▶ **PASSAGE**
>> Begin
As we would expect, the noble Lord, Lord Dearing, posed some incisive questions to us on behaviour, the fear of school trips and Tomlinson. I shall speak briefly on each. On school trips, we do not believe that legislation is the way forward, but we are looking to make an announcement on that and the ways to remove the fear from teachers and schools. I shall write to him with details either before or after the announcement, depending on how soon that comes.

On behaviour, we all know that the noble Lord, Lord Dearing, is right in saying that an environment in which there is bad behaviour damages others. As he has the grace to respect, it fundamentally damages the people who are causing the bad behaviour because they will not learn and are isolating themselves in society, being under-educated to cope with life's challenges.

In his speech to a new heads conference on 18 November, my right honourable friend the Secretary of State announced a variety of major initiatives to tackle the problem of indiscipline in schools. I shall set those out for the noble Lord, Lord Dearing, in a note. None of us thinks that this will be a simple or quick issue, but the noble Lord is right to raise its importance. We must bring about a shift in society's values, school skills and parental attitudes towards misbehaviour in schools, because without it we shall not achieve the lift that we need.

The noble Lord spoke wise words on the subject of the Tomlinson proposals, but there are some issues on which excessive partisanship damages the country and society. He is right to say that we must seek consensus on Tomlinson and the White Paper that we shall be publishing on the 14 to 19 agenda because we want stability in that process in the future. I totally agree with the noble Lord in that respect.
>> End
▶ **WRITTEN TASKS**
A - According to the education speech, on what date and at what event did the Secretary of State announce initiatives to tackle indiscipline in schools?
B - Write the next paragraph of the education speech, picking up after its final sentence.

Region annotation records
>> Begin
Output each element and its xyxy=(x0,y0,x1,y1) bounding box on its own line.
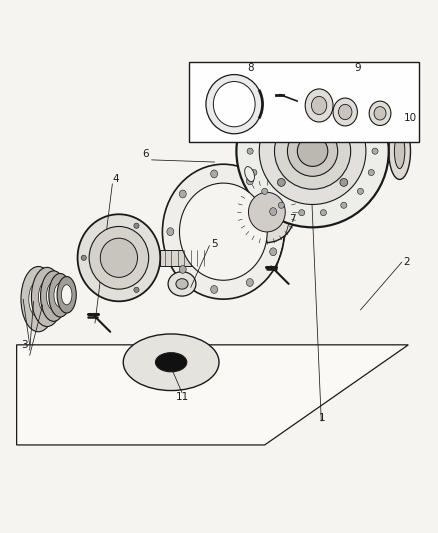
Ellipse shape xyxy=(54,283,67,307)
Ellipse shape xyxy=(123,334,219,391)
Ellipse shape xyxy=(374,107,386,120)
Ellipse shape xyxy=(261,188,268,195)
Ellipse shape xyxy=(211,170,218,178)
Ellipse shape xyxy=(89,227,148,289)
Ellipse shape xyxy=(180,183,267,280)
Ellipse shape xyxy=(396,91,412,107)
Ellipse shape xyxy=(39,281,56,313)
Ellipse shape xyxy=(247,148,253,154)
Ellipse shape xyxy=(155,353,187,372)
Ellipse shape xyxy=(239,182,295,243)
Ellipse shape xyxy=(251,169,257,175)
Ellipse shape xyxy=(179,265,186,273)
Ellipse shape xyxy=(57,277,76,313)
Ellipse shape xyxy=(247,279,253,286)
Text: 5: 5 xyxy=(212,239,218,249)
Ellipse shape xyxy=(391,86,417,112)
Ellipse shape xyxy=(134,287,139,293)
Ellipse shape xyxy=(394,134,405,168)
Ellipse shape xyxy=(134,223,139,228)
Polygon shape xyxy=(160,250,239,265)
Ellipse shape xyxy=(61,285,72,305)
Ellipse shape xyxy=(277,179,285,187)
Ellipse shape xyxy=(277,116,285,124)
Ellipse shape xyxy=(270,208,277,215)
Ellipse shape xyxy=(333,98,357,126)
Text: 6: 6 xyxy=(143,149,149,159)
Ellipse shape xyxy=(245,121,254,136)
Text: 11: 11 xyxy=(175,392,189,402)
Ellipse shape xyxy=(261,108,268,114)
Ellipse shape xyxy=(46,282,61,310)
Ellipse shape xyxy=(275,113,351,189)
Ellipse shape xyxy=(49,273,71,317)
Ellipse shape xyxy=(251,127,257,133)
Ellipse shape xyxy=(278,202,284,208)
Ellipse shape xyxy=(247,177,253,185)
Text: 9: 9 xyxy=(354,62,361,72)
Ellipse shape xyxy=(299,87,305,93)
Ellipse shape xyxy=(340,116,348,124)
Ellipse shape xyxy=(368,169,374,175)
Ellipse shape xyxy=(100,238,138,277)
Ellipse shape xyxy=(372,148,378,154)
Ellipse shape xyxy=(32,268,63,327)
Ellipse shape xyxy=(237,75,389,228)
Ellipse shape xyxy=(305,89,333,122)
Ellipse shape xyxy=(213,82,255,127)
Text: 3: 3 xyxy=(21,340,28,350)
Ellipse shape xyxy=(311,96,327,115)
Ellipse shape xyxy=(320,87,326,93)
Ellipse shape xyxy=(357,188,364,195)
Ellipse shape xyxy=(167,228,174,236)
Text: 10: 10 xyxy=(404,112,417,123)
Ellipse shape xyxy=(339,104,352,119)
Ellipse shape xyxy=(357,108,364,114)
Ellipse shape xyxy=(29,281,48,317)
Ellipse shape xyxy=(78,214,160,301)
Ellipse shape xyxy=(299,209,305,216)
Ellipse shape xyxy=(259,98,366,205)
Text: 7: 7 xyxy=(289,214,295,224)
Ellipse shape xyxy=(389,123,410,180)
Ellipse shape xyxy=(21,266,56,332)
Ellipse shape xyxy=(287,126,338,176)
Ellipse shape xyxy=(248,192,285,232)
Ellipse shape xyxy=(369,101,391,125)
Ellipse shape xyxy=(168,272,196,296)
Ellipse shape xyxy=(320,209,326,216)
Ellipse shape xyxy=(176,279,188,289)
Ellipse shape xyxy=(162,164,284,299)
Text: 8: 8 xyxy=(247,62,254,72)
Ellipse shape xyxy=(41,271,67,321)
Ellipse shape xyxy=(278,94,284,100)
Ellipse shape xyxy=(270,248,277,256)
Ellipse shape xyxy=(341,202,347,208)
Ellipse shape xyxy=(211,286,218,293)
Ellipse shape xyxy=(297,136,328,166)
Ellipse shape xyxy=(81,255,86,261)
Ellipse shape xyxy=(340,179,348,187)
Text: 4: 4 xyxy=(113,174,119,183)
Ellipse shape xyxy=(179,190,186,198)
Ellipse shape xyxy=(245,167,254,182)
Ellipse shape xyxy=(341,94,347,100)
Ellipse shape xyxy=(368,127,374,133)
FancyBboxPatch shape xyxy=(188,62,419,142)
Polygon shape xyxy=(17,345,408,445)
Text: 2: 2 xyxy=(403,257,410,267)
Text: 1: 1 xyxy=(319,413,326,423)
Ellipse shape xyxy=(206,75,262,134)
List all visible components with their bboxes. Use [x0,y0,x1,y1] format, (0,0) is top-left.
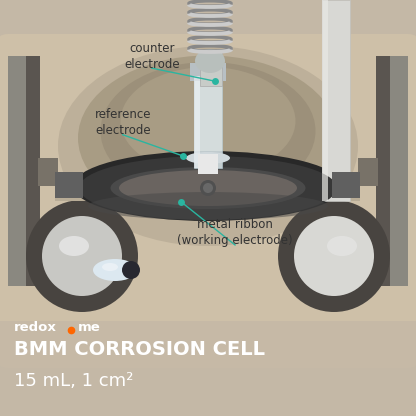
Ellipse shape [58,46,358,246]
Bar [55,177,360,183]
Text: 15 mL, 1 cm²: 15 mL, 1 cm² [14,372,134,390]
Bar [358,158,378,186]
Bar [55,179,360,201]
Bar [332,172,360,198]
Bar [390,56,408,286]
Bar [200,51,222,86]
Circle shape [26,200,138,312]
Ellipse shape [93,259,137,281]
Ellipse shape [327,236,357,256]
Bar [55,172,83,198]
Ellipse shape [119,170,297,206]
Ellipse shape [59,236,89,256]
Bar [322,0,328,201]
Ellipse shape [195,49,225,73]
Text: reference
electrode: reference electrode [94,108,151,137]
Circle shape [278,200,390,312]
Bar [0,321,416,416]
Text: BMM CORROSION CELL: BMM CORROSION CELL [14,340,265,359]
Ellipse shape [121,67,295,175]
Bar [198,154,218,174]
Circle shape [294,216,374,296]
Ellipse shape [78,55,338,220]
Ellipse shape [102,263,118,271]
Ellipse shape [186,152,230,164]
Bar [38,158,58,186]
Ellipse shape [101,62,315,200]
Ellipse shape [73,151,343,221]
Bar [194,76,200,168]
Circle shape [200,180,216,196]
Text: me: me [78,321,101,334]
Bar [8,56,26,286]
FancyBboxPatch shape [0,34,416,368]
Bar [194,76,222,168]
Bar [8,56,40,286]
Ellipse shape [111,167,305,209]
Text: counter
electrode: counter electrode [124,42,180,71]
Circle shape [42,216,122,296]
Ellipse shape [88,192,328,220]
Text: metal ribbon
(working electrode): metal ribbon (working electrode) [177,218,293,248]
Circle shape [122,261,140,279]
Bar [190,63,226,81]
Text: redox: redox [14,321,57,334]
Circle shape [203,183,213,193]
Bar [376,56,408,286]
Ellipse shape [79,156,337,220]
Bar [322,0,350,201]
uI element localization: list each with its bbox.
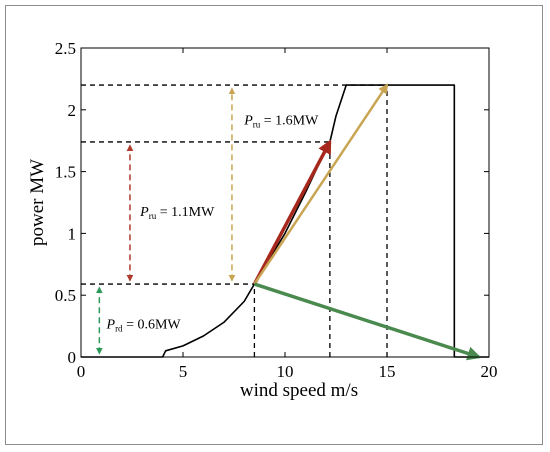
arrow-2: [253, 282, 482, 361]
annotation-0: Pru = 1.6MW: [243, 114, 319, 130]
y-tick-label: 1.5: [55, 163, 76, 182]
figure-frame: 0 5 10 15 20 0 0.5 1 1.5 2 2.5 Pru = 1.6MW Pru = 1.…: [5, 5, 543, 445]
annotation-2: Prd = 0.6MW: [106, 318, 182, 334]
y-tick-label: 2: [68, 101, 77, 120]
annotation-1: Pru = 1.1MW: [139, 205, 215, 221]
x-tick-label: 5: [179, 362, 188, 381]
y-axis-label: power MW: [27, 159, 48, 246]
y-tick-label: 0.5: [55, 286, 76, 305]
x-axis-label: wind speed m/s: [240, 380, 358, 401]
arrow-layer: [95, 83, 482, 361]
tick-layer: 0 5 10 15 20 0 0.5 1 1.5 2 2.5: [55, 39, 498, 381]
reference-lines: [81, 84, 388, 357]
x-tick-label: 0: [77, 362, 86, 381]
x-tick-label: 10: [277, 362, 294, 381]
x-tick-label: 20: [481, 362, 498, 381]
x-tick-label: 15: [379, 362, 396, 381]
y-tick-label: 2.5: [55, 39, 76, 58]
plot-area: [81, 48, 489, 357]
y-tick-label: 0: [68, 348, 77, 367]
annotation-layer: Pru = 1.6MW Pru = 1.1MW Prd = 0.6MW: [106, 114, 320, 334]
y-tick-label: 1: [68, 224, 77, 243]
arrow-1: [253, 83, 389, 285]
arrow-0: [252, 139, 332, 285]
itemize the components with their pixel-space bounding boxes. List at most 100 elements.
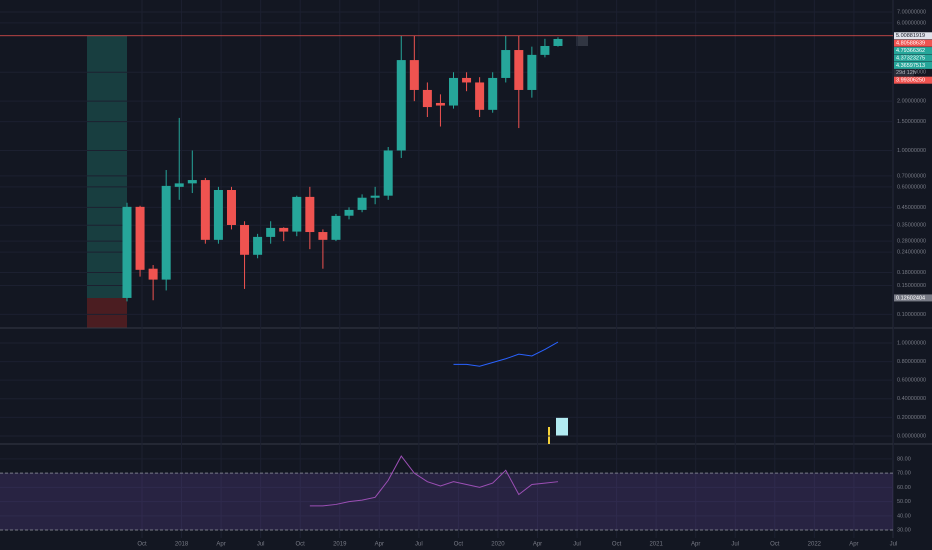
forecast-box [576,36,588,46]
candle-body [240,225,250,255]
y-tick-label: 7.00000000 [897,9,926,15]
price-label: 4.37323275 [896,55,925,61]
x-tick-label: Apr [691,542,700,548]
x-tick-label: 2018 [175,542,189,548]
y-tick-label: 1.50000000 [897,119,926,125]
x-tick-label: Oct [137,542,147,548]
y-tick-label: 0.80000000 [897,359,926,365]
candle-body [226,189,236,226]
y-tick-label: 0.10000000 [897,312,926,318]
x-tick-label: Jul [890,542,898,548]
price-label: 4.36597513 [896,63,925,69]
y-tick-label: 0.45000000 [897,205,926,211]
price-label: 4.79366362 [896,48,925,54]
band-fill [0,473,893,531]
candle-body [213,189,223,240]
price-label: 0.12602404 [896,295,925,301]
series-line [453,341,559,367]
y-tick-label: 0.24000000 [897,250,926,256]
price-label-bg [894,294,932,302]
candle-body [383,150,393,196]
y-tick-label: 0.00000000 [897,433,926,439]
x-tick-label: Jul [731,542,739,548]
candle-body [305,196,315,233]
x-tick-label: Oct [770,542,780,548]
x-tick-label: Jul [415,542,423,548]
y-tick-label: 0.40000000 [897,396,926,402]
position-loss-zone [87,298,127,328]
x-tick-label: 2020 [491,542,505,548]
candle-body [331,215,341,240]
candle-body [449,77,458,106]
y-tick-label: 0.18000000 [897,270,926,276]
price-label-bg [894,47,932,55]
candle-body [527,54,537,90]
price-label-bg [894,61,932,69]
countdown-label: 29d 12h [896,70,916,76]
candle-body [540,45,550,55]
candle-body [253,236,263,255]
x-tick-label: 2022 [808,542,822,548]
x-tick-label: Apr [375,542,384,548]
price-label-bg [894,32,932,40]
candle-body [266,227,276,237]
candle-body [174,183,184,187]
y-tick-label: 60.00 [897,485,911,491]
x-tick-label: Oct [296,542,306,548]
candle-body [396,60,406,151]
candle-body [318,232,328,240]
y-tick-label: 70.00 [897,471,911,477]
candle-body [187,180,197,184]
y-tick-label: 40.00 [897,513,911,519]
y-tick-label: 30.00 [897,527,911,533]
candle-body [435,102,445,106]
candle-body [501,50,511,78]
y-tick-label: 50.00 [897,499,911,505]
candle-body [161,185,171,280]
candle-body [148,268,158,280]
x-tick-label: 2019 [333,542,347,548]
x-tick-label: Apr [216,542,225,548]
x-tick-label: Apr [533,542,542,548]
y-tick-label: 1.00000000 [897,148,926,154]
y-tick-label: 0.15000000 [897,283,926,289]
price-label: 4.80588639 [896,41,925,47]
candle-body [409,60,419,90]
candle-body [292,196,302,232]
candle-body [422,89,432,108]
candle-body [514,50,524,90]
y-tick-label: 0.35000000 [897,223,926,229]
price-label: 5.00881919 [896,33,925,39]
candle-body [553,38,563,46]
y-tick-label: 0.60000000 [897,184,926,190]
candle-body [279,227,289,232]
candle-body [122,206,132,298]
y-tick-label: 80.00 [897,456,911,462]
y-tick-label: 0.20000000 [897,415,926,421]
candle-body [488,77,498,110]
price-label: 3.99306250 [896,78,925,84]
price-label-bg [894,39,932,47]
y-tick-label: 0.70000000 [897,173,926,179]
x-tick-label: 2021 [649,542,663,548]
y-tick-label: 6.00000000 [897,20,926,26]
candle-body [344,209,354,216]
series-line [309,455,559,507]
candle-body [135,206,145,270]
y-tick-label: 1.00000000 [897,340,926,346]
x-tick-label: Oct [612,542,622,548]
x-tick-label: Oct [454,542,464,548]
position-profit-zone [87,36,127,298]
y-tick-label: 0.60000000 [897,378,926,384]
x-tick-label: Jul [257,542,265,548]
x-tick-label: Jul [573,542,581,548]
y-tick-label: 2.00000000 [897,99,926,105]
candle-body [357,197,367,210]
x-tick-label: Apr [849,542,858,548]
candle-body [370,195,380,198]
countdown-bg [894,69,914,77]
price-label-bg [894,54,932,62]
y-tick-label: 0.28000000 [897,239,926,245]
candle-body [462,77,472,83]
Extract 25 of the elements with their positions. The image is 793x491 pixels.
>> End
▶ **ANSWERS FOR THE EXERCISE**
A - On 18 November, at a new heads conference.

B -
The post-maiden speech—to use her phrase—of my noble friend Lady Wall added great value to the debate. She reminded us of the important point that learning does not stop after school or education but that it must be lifelong. That is increasingly true in a society as rapidly changing as ours. We know that in 10 or 15 years' time, the skills that we picked up at school and university will be obsolete. We must all continue to learn as part of being effective in our workplaces. Therefore, the role of skills training in the workplace and lifelong learning, and the contribution that unions and employers make in that regard, are fundamentally important. Those are issues that we shall pick up as part of our response to Tomlinson and as part of the adult skills strategy that we are currently implementing.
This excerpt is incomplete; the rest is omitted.